> **YOUR TASK**: Pull out every line with the word "Stress" from the entries below.

## BEGIN ENTRIES SUPPLIED

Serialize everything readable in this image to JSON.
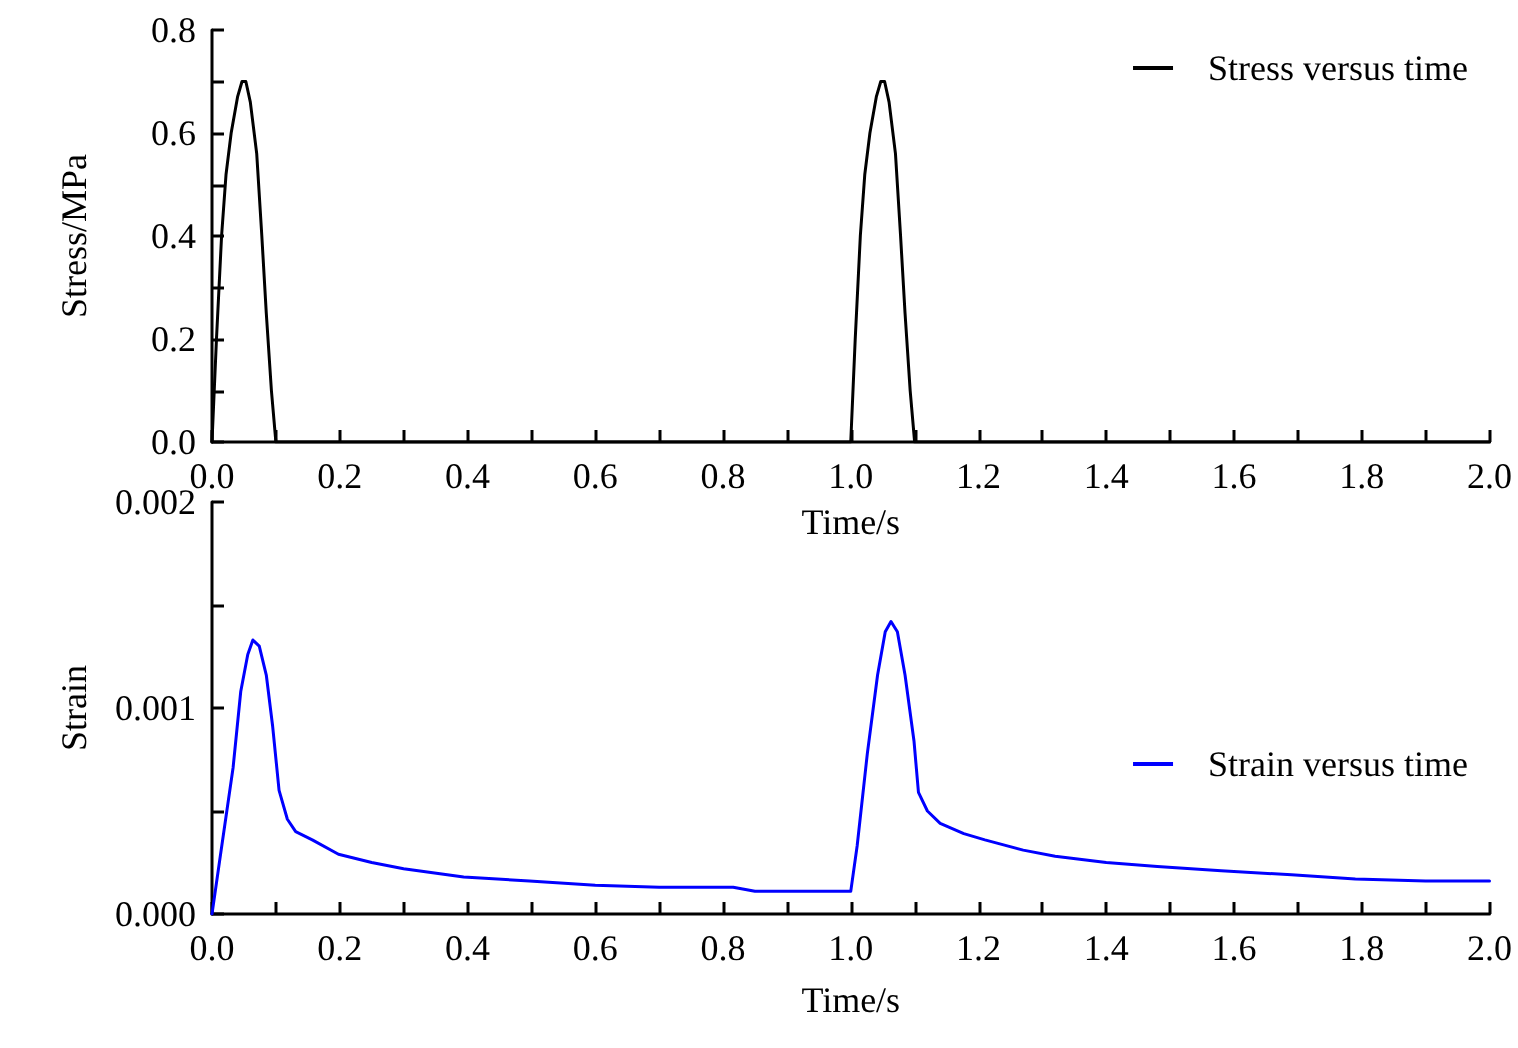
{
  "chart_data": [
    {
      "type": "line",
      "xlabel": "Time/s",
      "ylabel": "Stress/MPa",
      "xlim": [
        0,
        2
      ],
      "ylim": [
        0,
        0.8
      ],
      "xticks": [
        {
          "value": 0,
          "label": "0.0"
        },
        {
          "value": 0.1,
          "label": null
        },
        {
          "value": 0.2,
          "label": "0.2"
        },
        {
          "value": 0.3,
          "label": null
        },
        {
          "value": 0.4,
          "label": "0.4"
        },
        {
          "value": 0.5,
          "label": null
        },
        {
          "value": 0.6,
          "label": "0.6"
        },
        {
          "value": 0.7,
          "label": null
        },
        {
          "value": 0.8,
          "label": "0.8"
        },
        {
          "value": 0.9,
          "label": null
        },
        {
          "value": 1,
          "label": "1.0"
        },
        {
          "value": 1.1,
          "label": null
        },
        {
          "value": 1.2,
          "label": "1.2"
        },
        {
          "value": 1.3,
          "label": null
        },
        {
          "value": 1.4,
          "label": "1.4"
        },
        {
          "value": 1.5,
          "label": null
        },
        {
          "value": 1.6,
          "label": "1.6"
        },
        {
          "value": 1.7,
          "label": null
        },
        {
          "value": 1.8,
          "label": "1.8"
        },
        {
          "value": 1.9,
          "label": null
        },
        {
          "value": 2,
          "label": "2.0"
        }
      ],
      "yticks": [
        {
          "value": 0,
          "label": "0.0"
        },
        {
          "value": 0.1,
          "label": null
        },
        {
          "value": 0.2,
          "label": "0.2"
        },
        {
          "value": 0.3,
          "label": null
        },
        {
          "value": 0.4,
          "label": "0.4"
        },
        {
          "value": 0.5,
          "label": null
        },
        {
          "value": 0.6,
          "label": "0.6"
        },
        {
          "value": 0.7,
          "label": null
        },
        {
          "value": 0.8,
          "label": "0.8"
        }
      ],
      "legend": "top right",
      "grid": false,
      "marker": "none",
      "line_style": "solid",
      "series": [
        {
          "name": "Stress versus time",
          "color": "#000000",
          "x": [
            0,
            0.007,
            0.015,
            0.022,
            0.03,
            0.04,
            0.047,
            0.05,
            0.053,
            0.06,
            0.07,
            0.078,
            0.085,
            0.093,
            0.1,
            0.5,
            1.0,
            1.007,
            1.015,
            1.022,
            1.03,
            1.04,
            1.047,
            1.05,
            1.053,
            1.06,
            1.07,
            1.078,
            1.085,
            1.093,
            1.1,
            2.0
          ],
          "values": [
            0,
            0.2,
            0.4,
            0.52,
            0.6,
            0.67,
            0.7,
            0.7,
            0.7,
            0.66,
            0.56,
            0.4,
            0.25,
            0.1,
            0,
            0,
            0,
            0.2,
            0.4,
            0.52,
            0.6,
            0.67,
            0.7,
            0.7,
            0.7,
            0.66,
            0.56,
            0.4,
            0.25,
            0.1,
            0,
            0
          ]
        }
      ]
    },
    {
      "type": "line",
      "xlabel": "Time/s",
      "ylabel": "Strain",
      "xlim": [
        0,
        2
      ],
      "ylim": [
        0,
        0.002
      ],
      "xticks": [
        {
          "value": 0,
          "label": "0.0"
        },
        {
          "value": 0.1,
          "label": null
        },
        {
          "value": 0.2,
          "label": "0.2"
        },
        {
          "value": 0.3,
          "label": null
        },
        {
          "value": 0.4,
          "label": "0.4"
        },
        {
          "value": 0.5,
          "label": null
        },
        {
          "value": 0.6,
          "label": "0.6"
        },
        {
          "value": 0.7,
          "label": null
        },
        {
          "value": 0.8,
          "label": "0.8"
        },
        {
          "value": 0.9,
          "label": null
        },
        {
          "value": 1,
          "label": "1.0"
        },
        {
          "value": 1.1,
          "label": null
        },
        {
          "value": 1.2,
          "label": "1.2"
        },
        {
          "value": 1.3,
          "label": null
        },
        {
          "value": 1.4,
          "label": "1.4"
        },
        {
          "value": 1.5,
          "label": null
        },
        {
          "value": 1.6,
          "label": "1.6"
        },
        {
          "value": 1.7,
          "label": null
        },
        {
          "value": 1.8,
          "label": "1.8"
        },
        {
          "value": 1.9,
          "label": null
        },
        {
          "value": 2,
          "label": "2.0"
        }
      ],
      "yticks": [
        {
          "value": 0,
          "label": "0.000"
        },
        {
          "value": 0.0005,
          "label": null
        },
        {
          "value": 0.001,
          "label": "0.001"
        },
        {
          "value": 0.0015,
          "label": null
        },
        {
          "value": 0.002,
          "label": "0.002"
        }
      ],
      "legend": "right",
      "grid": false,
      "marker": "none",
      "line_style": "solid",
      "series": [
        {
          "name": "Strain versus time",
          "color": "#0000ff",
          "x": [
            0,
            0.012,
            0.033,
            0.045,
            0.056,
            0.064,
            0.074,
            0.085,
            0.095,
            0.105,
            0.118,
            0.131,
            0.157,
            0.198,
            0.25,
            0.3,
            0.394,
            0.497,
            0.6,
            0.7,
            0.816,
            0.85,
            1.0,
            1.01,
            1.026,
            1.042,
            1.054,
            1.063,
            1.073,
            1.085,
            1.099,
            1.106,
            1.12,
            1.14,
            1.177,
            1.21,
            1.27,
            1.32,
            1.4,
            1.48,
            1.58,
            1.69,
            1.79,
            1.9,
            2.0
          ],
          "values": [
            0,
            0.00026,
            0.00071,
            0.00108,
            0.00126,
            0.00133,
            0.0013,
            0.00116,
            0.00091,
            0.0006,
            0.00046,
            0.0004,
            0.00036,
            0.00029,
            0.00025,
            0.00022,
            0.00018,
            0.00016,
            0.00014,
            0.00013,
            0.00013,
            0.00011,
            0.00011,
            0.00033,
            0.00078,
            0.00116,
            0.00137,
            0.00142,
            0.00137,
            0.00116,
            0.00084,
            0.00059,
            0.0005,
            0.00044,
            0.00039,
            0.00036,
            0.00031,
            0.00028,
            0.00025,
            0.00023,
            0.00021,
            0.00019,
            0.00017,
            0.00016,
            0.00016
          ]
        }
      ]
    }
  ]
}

## END ENTRIES SUPPLIED
## BEGIN ENTRIES SUPPLIED

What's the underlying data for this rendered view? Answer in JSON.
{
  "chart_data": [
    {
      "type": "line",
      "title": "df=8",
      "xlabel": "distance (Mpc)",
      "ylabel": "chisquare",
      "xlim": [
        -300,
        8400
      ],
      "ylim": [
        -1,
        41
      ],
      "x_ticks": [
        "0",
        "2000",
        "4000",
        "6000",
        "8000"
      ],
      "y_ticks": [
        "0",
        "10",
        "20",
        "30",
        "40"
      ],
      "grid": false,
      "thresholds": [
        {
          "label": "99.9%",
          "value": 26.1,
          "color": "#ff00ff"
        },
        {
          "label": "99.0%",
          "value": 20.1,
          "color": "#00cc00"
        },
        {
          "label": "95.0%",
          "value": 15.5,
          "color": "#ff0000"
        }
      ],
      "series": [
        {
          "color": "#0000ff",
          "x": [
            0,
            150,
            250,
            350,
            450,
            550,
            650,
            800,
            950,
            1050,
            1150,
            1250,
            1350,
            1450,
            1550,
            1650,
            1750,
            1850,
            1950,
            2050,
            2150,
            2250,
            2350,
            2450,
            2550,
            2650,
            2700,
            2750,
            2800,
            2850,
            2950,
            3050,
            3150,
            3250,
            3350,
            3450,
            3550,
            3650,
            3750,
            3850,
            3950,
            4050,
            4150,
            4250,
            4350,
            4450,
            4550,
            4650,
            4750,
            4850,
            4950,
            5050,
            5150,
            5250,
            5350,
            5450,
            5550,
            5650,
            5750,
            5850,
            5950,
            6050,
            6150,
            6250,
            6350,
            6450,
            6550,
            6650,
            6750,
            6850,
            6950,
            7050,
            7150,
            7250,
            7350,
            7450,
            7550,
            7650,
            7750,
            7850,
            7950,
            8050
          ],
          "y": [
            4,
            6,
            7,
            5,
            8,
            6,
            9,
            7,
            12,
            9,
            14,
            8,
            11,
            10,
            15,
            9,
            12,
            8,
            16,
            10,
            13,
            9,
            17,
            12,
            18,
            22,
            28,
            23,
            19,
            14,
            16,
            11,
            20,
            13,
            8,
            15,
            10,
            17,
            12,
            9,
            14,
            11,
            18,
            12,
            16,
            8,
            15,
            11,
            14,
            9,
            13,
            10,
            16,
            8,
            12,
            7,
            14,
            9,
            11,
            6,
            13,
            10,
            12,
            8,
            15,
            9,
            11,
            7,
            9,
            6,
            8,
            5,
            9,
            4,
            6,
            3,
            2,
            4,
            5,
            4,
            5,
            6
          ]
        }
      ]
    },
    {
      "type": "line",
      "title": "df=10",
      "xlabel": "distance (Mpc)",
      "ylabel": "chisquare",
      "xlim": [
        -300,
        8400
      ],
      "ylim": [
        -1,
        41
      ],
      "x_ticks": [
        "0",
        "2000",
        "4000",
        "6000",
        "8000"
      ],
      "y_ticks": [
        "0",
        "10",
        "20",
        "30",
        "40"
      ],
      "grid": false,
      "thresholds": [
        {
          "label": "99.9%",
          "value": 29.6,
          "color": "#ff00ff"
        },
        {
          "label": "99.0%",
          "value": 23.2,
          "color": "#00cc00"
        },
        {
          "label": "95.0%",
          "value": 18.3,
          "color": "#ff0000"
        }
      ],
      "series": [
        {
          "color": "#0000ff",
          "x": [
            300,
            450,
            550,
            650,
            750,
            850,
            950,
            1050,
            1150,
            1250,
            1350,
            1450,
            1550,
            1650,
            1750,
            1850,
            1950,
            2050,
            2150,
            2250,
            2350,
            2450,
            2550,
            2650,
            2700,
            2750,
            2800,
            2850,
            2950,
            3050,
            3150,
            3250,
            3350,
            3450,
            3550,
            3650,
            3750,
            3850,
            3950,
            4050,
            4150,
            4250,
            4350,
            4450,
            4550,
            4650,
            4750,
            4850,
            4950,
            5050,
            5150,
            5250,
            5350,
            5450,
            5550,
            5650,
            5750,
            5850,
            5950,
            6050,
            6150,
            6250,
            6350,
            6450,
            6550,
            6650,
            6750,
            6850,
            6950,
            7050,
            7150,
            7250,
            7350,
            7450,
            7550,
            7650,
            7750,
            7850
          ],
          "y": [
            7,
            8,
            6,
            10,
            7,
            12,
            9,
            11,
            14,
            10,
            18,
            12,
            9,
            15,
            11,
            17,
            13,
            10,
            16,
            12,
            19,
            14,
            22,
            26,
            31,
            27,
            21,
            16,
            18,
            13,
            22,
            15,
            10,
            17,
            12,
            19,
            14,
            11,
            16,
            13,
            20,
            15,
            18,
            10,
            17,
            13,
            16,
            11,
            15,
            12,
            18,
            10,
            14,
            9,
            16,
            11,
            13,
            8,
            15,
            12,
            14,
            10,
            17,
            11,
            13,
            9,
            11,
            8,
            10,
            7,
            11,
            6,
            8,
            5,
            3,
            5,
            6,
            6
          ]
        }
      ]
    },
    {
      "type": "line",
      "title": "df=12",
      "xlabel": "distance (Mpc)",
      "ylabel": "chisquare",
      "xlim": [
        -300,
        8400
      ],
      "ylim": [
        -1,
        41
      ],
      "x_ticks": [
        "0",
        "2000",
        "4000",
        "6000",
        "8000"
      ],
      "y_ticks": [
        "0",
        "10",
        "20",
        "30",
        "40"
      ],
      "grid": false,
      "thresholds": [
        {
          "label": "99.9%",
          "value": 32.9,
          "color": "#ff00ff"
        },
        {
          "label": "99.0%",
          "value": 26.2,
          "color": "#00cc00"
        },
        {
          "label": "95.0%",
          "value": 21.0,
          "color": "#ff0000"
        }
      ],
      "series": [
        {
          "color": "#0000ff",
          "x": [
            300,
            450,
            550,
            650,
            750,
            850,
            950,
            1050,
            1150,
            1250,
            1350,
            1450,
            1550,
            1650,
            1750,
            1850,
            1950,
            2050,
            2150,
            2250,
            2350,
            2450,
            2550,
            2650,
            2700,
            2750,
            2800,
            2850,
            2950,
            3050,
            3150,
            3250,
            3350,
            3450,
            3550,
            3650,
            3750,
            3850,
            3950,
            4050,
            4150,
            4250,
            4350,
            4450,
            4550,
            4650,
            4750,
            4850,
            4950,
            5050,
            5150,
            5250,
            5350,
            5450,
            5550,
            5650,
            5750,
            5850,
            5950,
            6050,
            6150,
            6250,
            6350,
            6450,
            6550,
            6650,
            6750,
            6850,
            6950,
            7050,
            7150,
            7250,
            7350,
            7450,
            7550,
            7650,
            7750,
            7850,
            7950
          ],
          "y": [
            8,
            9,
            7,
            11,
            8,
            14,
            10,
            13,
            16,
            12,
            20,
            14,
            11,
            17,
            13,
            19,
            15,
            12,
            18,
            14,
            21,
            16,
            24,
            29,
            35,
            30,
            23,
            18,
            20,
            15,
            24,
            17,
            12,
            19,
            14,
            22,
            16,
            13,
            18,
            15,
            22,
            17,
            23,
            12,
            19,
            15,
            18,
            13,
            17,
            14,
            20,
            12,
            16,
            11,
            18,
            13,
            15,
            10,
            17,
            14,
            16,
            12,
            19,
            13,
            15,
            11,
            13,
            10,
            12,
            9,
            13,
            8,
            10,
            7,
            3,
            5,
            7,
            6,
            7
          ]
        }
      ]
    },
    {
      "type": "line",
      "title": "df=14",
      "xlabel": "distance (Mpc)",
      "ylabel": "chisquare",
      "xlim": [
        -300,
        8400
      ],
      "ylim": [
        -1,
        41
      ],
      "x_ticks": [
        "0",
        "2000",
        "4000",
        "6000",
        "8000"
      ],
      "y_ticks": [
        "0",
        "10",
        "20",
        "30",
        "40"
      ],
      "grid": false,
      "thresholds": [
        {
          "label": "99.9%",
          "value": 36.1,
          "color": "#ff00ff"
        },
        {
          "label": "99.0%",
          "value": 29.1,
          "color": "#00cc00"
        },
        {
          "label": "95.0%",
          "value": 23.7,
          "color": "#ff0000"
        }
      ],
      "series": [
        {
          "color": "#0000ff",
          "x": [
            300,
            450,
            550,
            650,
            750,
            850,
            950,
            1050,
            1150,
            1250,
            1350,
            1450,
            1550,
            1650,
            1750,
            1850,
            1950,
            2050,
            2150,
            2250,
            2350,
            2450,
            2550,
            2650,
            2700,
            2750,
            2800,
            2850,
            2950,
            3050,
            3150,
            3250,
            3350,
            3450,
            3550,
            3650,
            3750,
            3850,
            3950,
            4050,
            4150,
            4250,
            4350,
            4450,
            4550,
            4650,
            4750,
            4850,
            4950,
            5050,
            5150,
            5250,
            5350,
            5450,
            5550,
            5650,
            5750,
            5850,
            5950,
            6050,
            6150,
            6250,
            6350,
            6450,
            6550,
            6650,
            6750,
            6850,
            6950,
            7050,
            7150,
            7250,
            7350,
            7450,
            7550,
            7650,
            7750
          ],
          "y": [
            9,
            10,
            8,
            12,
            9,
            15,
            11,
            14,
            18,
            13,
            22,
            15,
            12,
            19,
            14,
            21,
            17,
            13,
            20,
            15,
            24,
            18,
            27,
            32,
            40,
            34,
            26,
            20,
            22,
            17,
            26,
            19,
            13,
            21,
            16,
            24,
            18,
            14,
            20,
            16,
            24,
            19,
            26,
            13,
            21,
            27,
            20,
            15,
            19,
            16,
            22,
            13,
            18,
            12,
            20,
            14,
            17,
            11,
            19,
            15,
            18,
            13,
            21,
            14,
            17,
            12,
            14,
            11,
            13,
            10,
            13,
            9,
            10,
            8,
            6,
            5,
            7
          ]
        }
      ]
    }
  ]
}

## END ENTRIES SUPPLIED

> **EXERCISE RESULT**:
      "ylabel": "Stress/MPa",
          "name": "Stress versus time",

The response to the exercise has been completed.